→ What needs to be done:
Sort through the entries below and pull out lines containing the word "Desenvolvimento".

◆ ◆ ◆

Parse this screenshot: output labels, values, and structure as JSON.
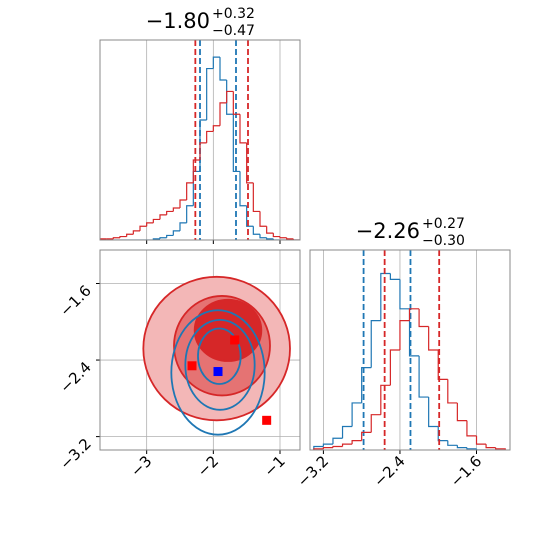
{
  "chart_data": [
    {
      "type": "histogram",
      "title": "−1.80",
      "title_upper": "+0.32",
      "title_lower": "−0.47",
      "bins": [
        -3.7,
        -3.6,
        -3.5,
        -3.4,
        -3.3,
        -3.2,
        -3.1,
        -3.0,
        -2.9,
        -2.8,
        -2.7,
        -2.6,
        -2.5,
        -2.4,
        -2.3,
        -2.2,
        -2.1,
        -2.0,
        -1.9,
        -1.8,
        -1.7,
        -1.6,
        -1.5,
        -1.4,
        -1.3,
        -1.2,
        -1.1,
        -1.0,
        -0.9,
        -0.8,
        -0.7
      ],
      "series": [
        {
          "color": "#1f77b4",
          "values": [
            0,
            0,
            0,
            0,
            0,
            0,
            0,
            0,
            1,
            2,
            4,
            8,
            15,
            30,
            60,
            105,
            150,
            160,
            140,
            110,
            60,
            30,
            12,
            5,
            2,
            1,
            0,
            0,
            0,
            0
          ],
          "quantiles": [
            -2.2,
            -1.66
          ]
        },
        {
          "color": "#d62728",
          "values": [
            1,
            1,
            2,
            3,
            5,
            8,
            12,
            15,
            18,
            22,
            25,
            28,
            35,
            50,
            70,
            85,
            95,
            100,
            120,
            130,
            110,
            85,
            50,
            25,
            12,
            6,
            3,
            2,
            1,
            0
          ],
          "quantiles": [
            -2.27,
            -1.48
          ]
        }
      ],
      "xlim": [
        -3.7,
        -0.7
      ],
      "ylim": [
        0,
        175
      ],
      "xticks": [
        -3,
        -2,
        -1
      ],
      "xtick_labels": false,
      "grid": true
    },
    {
      "type": "contour",
      "contours": [
        {
          "color": "#d62728",
          "filled": true,
          "fill_colors": [
            "#f3b7b7",
            "#e57373",
            "#d62728"
          ],
          "levels": [
            {
              "cx": -1.95,
              "cy": -2.28,
              "rx": 1.1,
              "ry": 0.75
            },
            {
              "cx": -1.87,
              "cy": -2.25,
              "rx": 0.72,
              "ry": 0.52
            },
            {
              "cx": -1.78,
              "cy": -2.09,
              "rx": 0.5,
              "ry": 0.32
            }
          ]
        },
        {
          "color": "#1f77b4",
          "filled": false,
          "levels": [
            {
              "cx": -1.93,
              "cy": -2.53,
              "rx": 0.7,
              "ry": 0.65
            },
            {
              "cx": -1.9,
              "cy": -2.45,
              "rx": 0.52,
              "ry": 0.47
            },
            {
              "cx": -1.91,
              "cy": -2.36,
              "rx": 0.32,
              "ry": 0.29
            }
          ]
        }
      ],
      "points": [
        {
          "x": -2.32,
          "y": -2.46,
          "color": "#ff0000"
        },
        {
          "x": -1.68,
          "y": -2.19,
          "color": "#ff0000"
        },
        {
          "x": -1.2,
          "y": -3.03,
          "color": "#ff0000"
        },
        {
          "x": -1.93,
          "y": -2.52,
          "color": "#0000ff"
        }
      ],
      "xlim": [
        -3.7,
        -0.7
      ],
      "ylim": [
        -3.34,
        -1.25
      ],
      "xticks": [
        {
          "value": -3,
          "label": "−3"
        },
        {
          "value": -2,
          "label": "−2"
        },
        {
          "value": -1,
          "label": "−1"
        }
      ],
      "yticks": [
        {
          "value": -1.6,
          "label": "−1.6"
        },
        {
          "value": -2.4,
          "label": "−2.4"
        },
        {
          "value": -3.2,
          "label": "−3.2"
        }
      ],
      "grid": true
    },
    {
      "type": "histogram",
      "title": "−2.26",
      "title_upper": "+0.27",
      "title_lower": "−0.30",
      "bins": [
        -3.3,
        -3.2,
        -3.1,
        -3.0,
        -2.9,
        -2.8,
        -2.7,
        -2.6,
        -2.5,
        -2.4,
        -2.3,
        -2.2,
        -2.1,
        -2.0,
        -1.9,
        -1.8,
        -1.7,
        -1.6,
        -1.5,
        -1.4,
        -1.3
      ],
      "series": [
        {
          "color": "#1f77b4",
          "values": [
            3,
            5,
            10,
            20,
            40,
            70,
            110,
            150,
            145,
            120,
            80,
            45,
            20,
            8,
            4,
            2,
            1,
            0,
            0,
            0
          ],
          "quantiles": [
            -2.78,
            -2.29
          ]
        },
        {
          "color": "#d62728",
          "values": [
            1,
            2,
            3,
            5,
            8,
            15,
            30,
            55,
            85,
            110,
            120,
            105,
            85,
            60,
            40,
            25,
            12,
            5,
            2,
            1
          ],
          "quantiles": [
            -2.56,
            -1.99
          ]
        }
      ],
      "xlim": [
        -3.34,
        -1.25
      ],
      "ylim": [
        0,
        170
      ],
      "xticks": [
        {
          "value": -3.2,
          "label": "−3.2"
        },
        {
          "value": -2.4,
          "label": "−2.4"
        },
        {
          "value": -1.6,
          "label": "−1.6"
        }
      ],
      "grid": true
    }
  ]
}
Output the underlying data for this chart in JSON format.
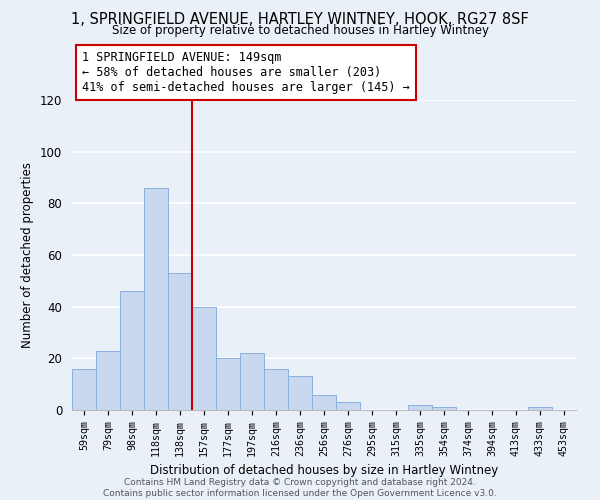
{
  "title": "1, SPRINGFIELD AVENUE, HARTLEY WINTNEY, HOOK, RG27 8SF",
  "subtitle": "Size of property relative to detached houses in Hartley Wintney",
  "xlabel": "Distribution of detached houses by size in Hartley Wintney",
  "ylabel": "Number of detached properties",
  "bar_labels": [
    "59sqm",
    "79sqm",
    "98sqm",
    "118sqm",
    "138sqm",
    "157sqm",
    "177sqm",
    "197sqm",
    "216sqm",
    "236sqm",
    "256sqm",
    "276sqm",
    "295sqm",
    "315sqm",
    "335sqm",
    "354sqm",
    "374sqm",
    "394sqm",
    "413sqm",
    "433sqm",
    "453sqm"
  ],
  "bar_values": [
    16,
    23,
    46,
    86,
    53,
    40,
    20,
    22,
    16,
    13,
    6,
    3,
    0,
    0,
    2,
    1,
    0,
    0,
    0,
    1,
    0
  ],
  "bar_color": "#c8d8ee",
  "bar_edge_color": "#8aafe0",
  "vline_color": "#cc0000",
  "annotation_title": "1 SPRINGFIELD AVENUE: 149sqm",
  "annotation_line1": "← 58% of detached houses are smaller (203)",
  "annotation_line2": "41% of semi-detached houses are larger (145) →",
  "annotation_box_color": "#ffffff",
  "annotation_box_edge": "#cc0000",
  "footer1": "Contains HM Land Registry data © Crown copyright and database right 2024.",
  "footer2": "Contains public sector information licensed under the Open Government Licence v3.0.",
  "ylim": [
    0,
    120
  ],
  "background_color": "#eaf0f8"
}
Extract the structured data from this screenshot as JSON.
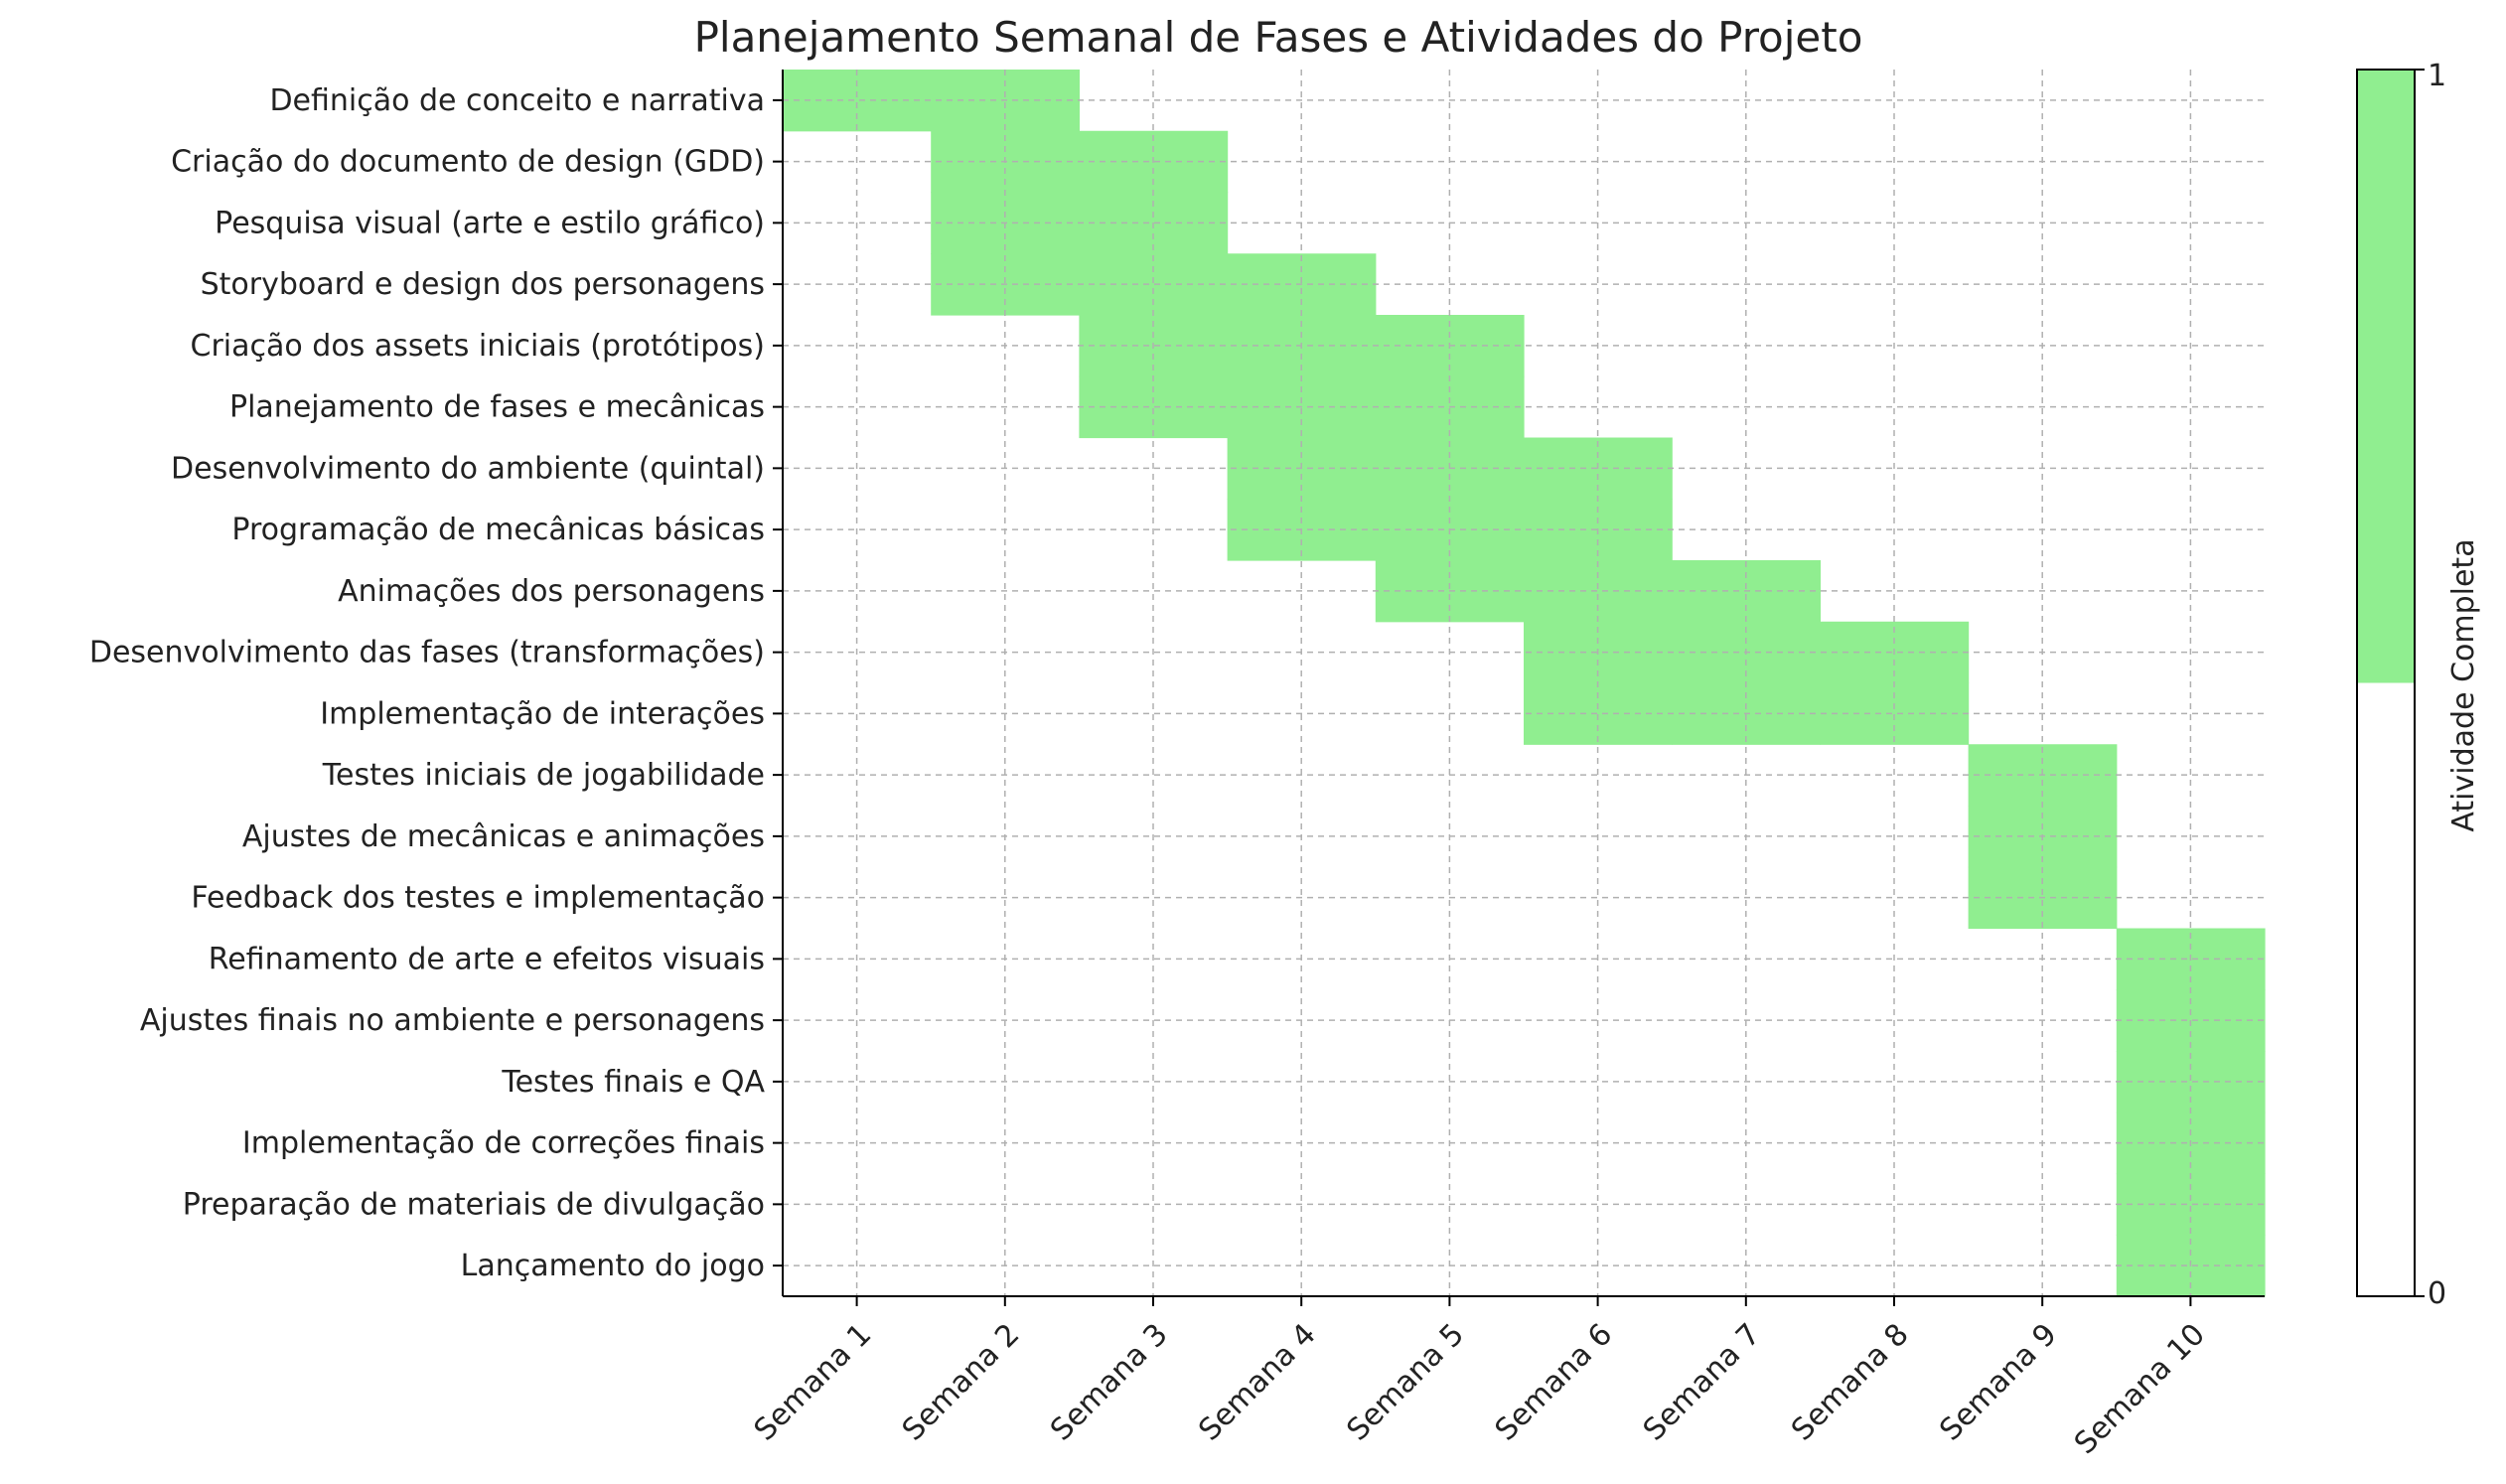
{
  "chart_data": {
    "type": "heatmap",
    "title": "Planejamento Semanal de Fases e Atividades do Projeto",
    "xlabel": "",
    "ylabel": "",
    "categories": [
      "Semana 1",
      "Semana 2",
      "Semana 3",
      "Semana 4",
      "Semana 5",
      "Semana 6",
      "Semana 7",
      "Semana 8",
      "Semana 9",
      "Semana 10"
    ],
    "activities": [
      {
        "name": "Definição de conceito e narrativa",
        "weeks": [
          1,
          1,
          0,
          0,
          0,
          0,
          0,
          0,
          0,
          0
        ]
      },
      {
        "name": "Criação do documento de design (GDD)",
        "weeks": [
          0,
          1,
          1,
          0,
          0,
          0,
          0,
          0,
          0,
          0
        ]
      },
      {
        "name": "Pesquisa visual (arte e estilo gráfico)",
        "weeks": [
          0,
          1,
          1,
          0,
          0,
          0,
          0,
          0,
          0,
          0
        ]
      },
      {
        "name": "Storyboard e design dos personagens",
        "weeks": [
          0,
          1,
          1,
          1,
          0,
          0,
          0,
          0,
          0,
          0
        ]
      },
      {
        "name": "Criação dos assets iniciais (protótipos)",
        "weeks": [
          0,
          0,
          1,
          1,
          1,
          0,
          0,
          0,
          0,
          0
        ]
      },
      {
        "name": "Planejamento de fases e mecânicas",
        "weeks": [
          0,
          0,
          1,
          1,
          1,
          0,
          0,
          0,
          0,
          0
        ]
      },
      {
        "name": "Desenvolvimento do ambiente (quintal)",
        "weeks": [
          0,
          0,
          0,
          1,
          1,
          1,
          0,
          0,
          0,
          0
        ]
      },
      {
        "name": "Programação de mecânicas básicas",
        "weeks": [
          0,
          0,
          0,
          1,
          1,
          1,
          0,
          0,
          0,
          0
        ]
      },
      {
        "name": "Animações dos personagens",
        "weeks": [
          0,
          0,
          0,
          0,
          1,
          1,
          1,
          0,
          0,
          0
        ]
      },
      {
        "name": "Desenvolvimento das fases (transformações)",
        "weeks": [
          0,
          0,
          0,
          0,
          0,
          1,
          1,
          1,
          0,
          0
        ]
      },
      {
        "name": "Implementação de interações",
        "weeks": [
          0,
          0,
          0,
          0,
          0,
          1,
          1,
          1,
          0,
          0
        ]
      },
      {
        "name": "Testes iniciais de jogabilidade",
        "weeks": [
          0,
          0,
          0,
          0,
          0,
          0,
          0,
          0,
          1,
          0
        ]
      },
      {
        "name": "Ajustes de mecânicas e animações",
        "weeks": [
          0,
          0,
          0,
          0,
          0,
          0,
          0,
          0,
          1,
          0
        ]
      },
      {
        "name": "Feedback dos testes e implementação",
        "weeks": [
          0,
          0,
          0,
          0,
          0,
          0,
          0,
          0,
          1,
          0
        ]
      },
      {
        "name": "Refinamento de arte e efeitos visuais",
        "weeks": [
          0,
          0,
          0,
          0,
          0,
          0,
          0,
          0,
          0,
          1
        ]
      },
      {
        "name": "Ajustes finais no ambiente e personagens",
        "weeks": [
          0,
          0,
          0,
          0,
          0,
          0,
          0,
          0,
          0,
          1
        ]
      },
      {
        "name": "Testes finais e QA",
        "weeks": [
          0,
          0,
          0,
          0,
          0,
          0,
          0,
          0,
          0,
          1
        ]
      },
      {
        "name": "Implementação de correções finais",
        "weeks": [
          0,
          0,
          0,
          0,
          0,
          0,
          0,
          0,
          0,
          1
        ]
      },
      {
        "name": "Preparação de materiais de divulgação",
        "weeks": [
          0,
          0,
          0,
          0,
          0,
          0,
          0,
          0,
          0,
          1
        ]
      },
      {
        "name": "Lançamento do jogo",
        "weeks": [
          0,
          0,
          0,
          0,
          0,
          0,
          0,
          0,
          0,
          1
        ]
      }
    ],
    "colorbar": {
      "label": "Atividade Completa",
      "min_label": "0",
      "max_label": "1",
      "range": [
        0,
        1
      ],
      "colors": [
        "#ffffff",
        "#90ee90"
      ]
    },
    "active_color": "#90ee90",
    "grid": true,
    "grid_style": "dashed"
  }
}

◆ ◆ ◆

→ Correct response:
        "name": "Desenvolvimento do ambiente (quintal)",
        "name": "Desenvolvimento das fases (transformações)",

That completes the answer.